▸ **Stated problem**:
Leave the pictures out and print every record below exactly as it stands.
• • • • •
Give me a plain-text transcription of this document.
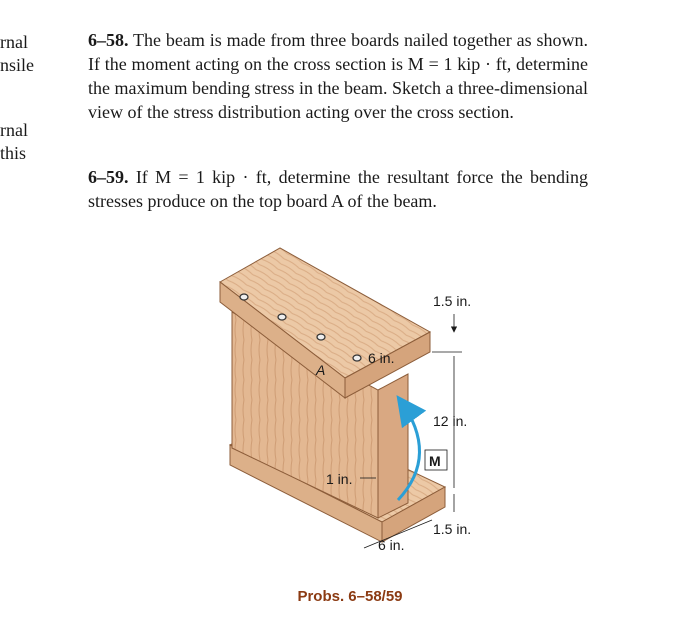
rnal
nsile
rnal
this
6–58. The beam is made from three boards nailed together as shown. If the moment acting on the cross section is M = 1 kip · ft, determine the maximum bending stress in the beam. Sketch a three-dimensional view of the stress distribution acting over the cross section.
6–59. If M = 1 kip · ft, determine the resultant force the bending stresses produce on the top board A of the beam.
A
6 in.
1.5 in.
12 in.
M
1 in.
1.5 in.
6 in.
Probs. 6–58/59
• • • • •
▸ **Output of the exercise**:
Give me a plain-text transcription of this document.
rnal
nsile
rnal
this
6–58. The beam is made from three boards nailed together as shown. If the moment acting on the cross section is M = 1 kip · ft, determine the maximum bending stress in the beam. Sketch a three-dimensional view of the stress distribution acting over the cross section.
6–59. If M = 1 kip · ft, determine the resultant force the bending stresses produce on the top board A of the beam.
A
6 in.
1.5 in.
12 in.
M
1 in.
1.5 in.
6 in.
Probs. 6–58/59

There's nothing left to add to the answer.